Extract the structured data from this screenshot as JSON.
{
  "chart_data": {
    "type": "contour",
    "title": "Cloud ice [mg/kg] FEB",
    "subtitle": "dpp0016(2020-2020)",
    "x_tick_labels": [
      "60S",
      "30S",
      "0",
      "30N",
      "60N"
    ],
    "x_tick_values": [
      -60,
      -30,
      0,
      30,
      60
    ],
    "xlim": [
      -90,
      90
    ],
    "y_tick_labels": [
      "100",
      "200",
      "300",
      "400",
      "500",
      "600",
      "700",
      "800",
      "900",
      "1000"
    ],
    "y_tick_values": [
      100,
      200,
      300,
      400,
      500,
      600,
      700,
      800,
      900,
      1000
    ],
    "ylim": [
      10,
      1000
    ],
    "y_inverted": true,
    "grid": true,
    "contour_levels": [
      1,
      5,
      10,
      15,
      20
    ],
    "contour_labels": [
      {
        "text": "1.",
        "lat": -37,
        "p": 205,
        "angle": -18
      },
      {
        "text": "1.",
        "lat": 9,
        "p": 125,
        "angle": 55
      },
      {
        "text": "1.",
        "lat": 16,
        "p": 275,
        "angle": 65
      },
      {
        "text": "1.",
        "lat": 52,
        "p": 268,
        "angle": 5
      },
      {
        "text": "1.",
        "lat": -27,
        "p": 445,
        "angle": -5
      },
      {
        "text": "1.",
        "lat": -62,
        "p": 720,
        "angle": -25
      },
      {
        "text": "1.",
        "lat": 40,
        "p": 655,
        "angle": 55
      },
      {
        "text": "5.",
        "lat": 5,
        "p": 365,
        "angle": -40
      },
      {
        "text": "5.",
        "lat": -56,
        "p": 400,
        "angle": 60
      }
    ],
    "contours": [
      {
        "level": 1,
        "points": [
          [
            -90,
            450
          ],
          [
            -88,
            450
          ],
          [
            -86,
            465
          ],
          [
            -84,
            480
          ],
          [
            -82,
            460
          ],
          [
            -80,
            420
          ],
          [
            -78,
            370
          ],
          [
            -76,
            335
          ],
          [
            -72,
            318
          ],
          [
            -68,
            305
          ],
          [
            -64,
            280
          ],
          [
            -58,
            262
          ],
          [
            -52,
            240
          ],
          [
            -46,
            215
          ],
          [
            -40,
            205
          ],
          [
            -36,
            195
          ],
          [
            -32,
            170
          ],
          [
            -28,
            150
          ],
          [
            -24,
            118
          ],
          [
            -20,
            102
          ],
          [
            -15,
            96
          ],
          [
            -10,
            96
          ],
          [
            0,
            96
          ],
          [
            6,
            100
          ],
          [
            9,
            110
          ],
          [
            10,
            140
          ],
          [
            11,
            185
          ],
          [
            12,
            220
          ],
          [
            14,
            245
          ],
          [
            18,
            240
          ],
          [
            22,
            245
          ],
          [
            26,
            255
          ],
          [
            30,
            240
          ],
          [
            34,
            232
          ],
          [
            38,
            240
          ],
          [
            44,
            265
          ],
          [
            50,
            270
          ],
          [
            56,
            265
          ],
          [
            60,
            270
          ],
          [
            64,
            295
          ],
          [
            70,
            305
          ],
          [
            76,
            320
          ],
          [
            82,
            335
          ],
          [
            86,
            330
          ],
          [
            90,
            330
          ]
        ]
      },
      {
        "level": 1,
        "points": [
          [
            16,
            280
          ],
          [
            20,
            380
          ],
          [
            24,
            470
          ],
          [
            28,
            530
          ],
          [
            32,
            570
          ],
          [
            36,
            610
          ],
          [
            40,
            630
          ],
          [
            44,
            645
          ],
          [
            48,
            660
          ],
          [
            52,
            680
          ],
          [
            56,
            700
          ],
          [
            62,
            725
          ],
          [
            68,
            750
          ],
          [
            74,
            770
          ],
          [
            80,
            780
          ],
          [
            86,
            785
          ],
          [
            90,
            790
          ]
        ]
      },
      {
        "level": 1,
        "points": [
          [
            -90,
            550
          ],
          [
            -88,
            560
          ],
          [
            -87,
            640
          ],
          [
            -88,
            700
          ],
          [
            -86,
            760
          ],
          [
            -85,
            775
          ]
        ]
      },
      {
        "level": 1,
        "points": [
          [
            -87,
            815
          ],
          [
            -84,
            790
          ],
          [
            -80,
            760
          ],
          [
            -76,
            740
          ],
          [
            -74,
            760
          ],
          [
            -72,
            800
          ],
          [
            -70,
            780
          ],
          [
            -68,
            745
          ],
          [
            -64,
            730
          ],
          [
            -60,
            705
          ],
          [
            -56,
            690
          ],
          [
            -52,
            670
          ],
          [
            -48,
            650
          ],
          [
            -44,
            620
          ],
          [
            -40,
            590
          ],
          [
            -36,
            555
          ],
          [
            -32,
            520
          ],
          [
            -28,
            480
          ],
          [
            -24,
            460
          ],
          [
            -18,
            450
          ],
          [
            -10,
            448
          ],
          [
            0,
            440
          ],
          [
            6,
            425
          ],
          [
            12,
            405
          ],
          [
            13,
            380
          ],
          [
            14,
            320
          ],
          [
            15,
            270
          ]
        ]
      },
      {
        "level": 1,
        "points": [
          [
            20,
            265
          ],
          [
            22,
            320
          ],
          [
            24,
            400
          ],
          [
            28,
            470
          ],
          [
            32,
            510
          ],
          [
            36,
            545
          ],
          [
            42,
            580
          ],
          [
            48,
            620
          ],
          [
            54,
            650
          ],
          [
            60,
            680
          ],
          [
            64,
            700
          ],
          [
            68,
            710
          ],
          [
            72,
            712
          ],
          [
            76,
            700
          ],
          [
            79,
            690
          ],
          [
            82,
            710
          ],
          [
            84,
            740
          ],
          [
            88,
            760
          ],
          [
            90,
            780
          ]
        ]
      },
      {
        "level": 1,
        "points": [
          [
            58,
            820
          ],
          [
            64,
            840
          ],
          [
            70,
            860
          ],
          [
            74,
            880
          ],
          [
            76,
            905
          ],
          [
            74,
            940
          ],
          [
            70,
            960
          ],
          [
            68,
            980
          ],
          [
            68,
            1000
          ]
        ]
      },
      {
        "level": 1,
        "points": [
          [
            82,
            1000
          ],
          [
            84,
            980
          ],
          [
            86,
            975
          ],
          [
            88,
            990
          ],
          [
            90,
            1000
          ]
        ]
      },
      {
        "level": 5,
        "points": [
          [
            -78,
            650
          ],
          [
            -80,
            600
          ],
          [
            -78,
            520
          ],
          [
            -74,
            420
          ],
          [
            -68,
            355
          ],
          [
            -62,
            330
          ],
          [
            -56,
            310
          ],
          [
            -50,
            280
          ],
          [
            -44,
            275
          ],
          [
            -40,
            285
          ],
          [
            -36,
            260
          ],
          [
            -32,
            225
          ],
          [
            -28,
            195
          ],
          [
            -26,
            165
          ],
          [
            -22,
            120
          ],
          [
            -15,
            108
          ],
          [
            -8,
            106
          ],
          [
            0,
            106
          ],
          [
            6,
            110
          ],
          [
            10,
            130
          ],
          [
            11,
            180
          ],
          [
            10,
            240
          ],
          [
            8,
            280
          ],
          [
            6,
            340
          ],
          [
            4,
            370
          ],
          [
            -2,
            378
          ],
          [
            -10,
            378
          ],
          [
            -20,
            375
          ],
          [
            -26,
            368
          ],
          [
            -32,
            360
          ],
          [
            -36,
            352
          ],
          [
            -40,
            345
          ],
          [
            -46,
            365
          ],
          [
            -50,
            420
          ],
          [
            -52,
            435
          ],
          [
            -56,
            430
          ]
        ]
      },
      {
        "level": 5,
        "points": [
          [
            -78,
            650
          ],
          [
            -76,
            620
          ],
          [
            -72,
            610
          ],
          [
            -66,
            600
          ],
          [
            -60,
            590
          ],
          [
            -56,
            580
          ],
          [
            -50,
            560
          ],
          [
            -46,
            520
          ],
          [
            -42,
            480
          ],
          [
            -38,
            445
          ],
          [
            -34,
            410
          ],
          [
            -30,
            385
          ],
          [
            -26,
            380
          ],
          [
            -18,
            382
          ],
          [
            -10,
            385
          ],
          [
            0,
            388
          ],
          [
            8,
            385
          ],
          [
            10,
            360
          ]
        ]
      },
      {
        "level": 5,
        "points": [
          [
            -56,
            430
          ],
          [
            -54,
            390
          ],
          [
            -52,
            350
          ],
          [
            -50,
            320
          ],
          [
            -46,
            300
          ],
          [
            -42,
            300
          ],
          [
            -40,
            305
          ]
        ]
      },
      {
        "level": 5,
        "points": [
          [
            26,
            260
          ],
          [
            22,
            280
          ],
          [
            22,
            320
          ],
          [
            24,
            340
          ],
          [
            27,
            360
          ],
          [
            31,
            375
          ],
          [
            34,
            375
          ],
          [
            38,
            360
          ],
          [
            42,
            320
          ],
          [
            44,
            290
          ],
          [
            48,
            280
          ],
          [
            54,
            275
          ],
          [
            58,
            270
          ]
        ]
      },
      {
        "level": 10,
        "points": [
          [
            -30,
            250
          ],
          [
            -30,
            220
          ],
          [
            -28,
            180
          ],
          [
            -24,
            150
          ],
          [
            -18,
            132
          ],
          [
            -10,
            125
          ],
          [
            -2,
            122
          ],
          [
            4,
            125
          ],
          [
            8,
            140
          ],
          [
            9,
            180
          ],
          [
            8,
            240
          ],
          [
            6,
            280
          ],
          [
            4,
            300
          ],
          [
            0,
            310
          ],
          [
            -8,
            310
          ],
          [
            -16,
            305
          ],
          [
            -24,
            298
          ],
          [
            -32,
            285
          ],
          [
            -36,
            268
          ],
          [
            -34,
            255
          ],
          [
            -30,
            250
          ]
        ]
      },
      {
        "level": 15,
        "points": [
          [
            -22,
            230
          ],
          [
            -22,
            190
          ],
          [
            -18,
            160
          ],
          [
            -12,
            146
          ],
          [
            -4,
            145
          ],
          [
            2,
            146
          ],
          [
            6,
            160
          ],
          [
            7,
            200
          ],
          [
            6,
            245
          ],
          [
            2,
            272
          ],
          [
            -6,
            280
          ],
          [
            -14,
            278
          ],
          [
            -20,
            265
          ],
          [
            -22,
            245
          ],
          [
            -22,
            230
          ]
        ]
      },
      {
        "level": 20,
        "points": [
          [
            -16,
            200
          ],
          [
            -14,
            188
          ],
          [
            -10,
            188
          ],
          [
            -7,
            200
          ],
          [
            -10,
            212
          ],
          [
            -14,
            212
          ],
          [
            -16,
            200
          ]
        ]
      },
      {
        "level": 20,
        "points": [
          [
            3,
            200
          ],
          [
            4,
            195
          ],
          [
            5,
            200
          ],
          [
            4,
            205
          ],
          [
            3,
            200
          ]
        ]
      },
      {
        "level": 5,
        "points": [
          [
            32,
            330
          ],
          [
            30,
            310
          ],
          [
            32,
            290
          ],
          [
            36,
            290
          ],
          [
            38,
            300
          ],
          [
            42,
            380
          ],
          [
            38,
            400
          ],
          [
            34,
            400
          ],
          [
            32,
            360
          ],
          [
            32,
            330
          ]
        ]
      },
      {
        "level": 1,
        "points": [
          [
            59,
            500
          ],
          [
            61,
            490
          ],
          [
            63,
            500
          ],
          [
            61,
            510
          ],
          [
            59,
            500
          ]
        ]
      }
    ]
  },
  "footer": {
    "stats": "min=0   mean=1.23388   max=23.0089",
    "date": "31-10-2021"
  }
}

### Aim
Using the material above, copy every line in which the string "angle" occurs.

### The reply
        "angle": -18
        "angle": 55
        "angle": 65
        "angle": 5
        "angle": -5
        "angle": -25
        "angle": 55
        "angle": -40
        "angle": 60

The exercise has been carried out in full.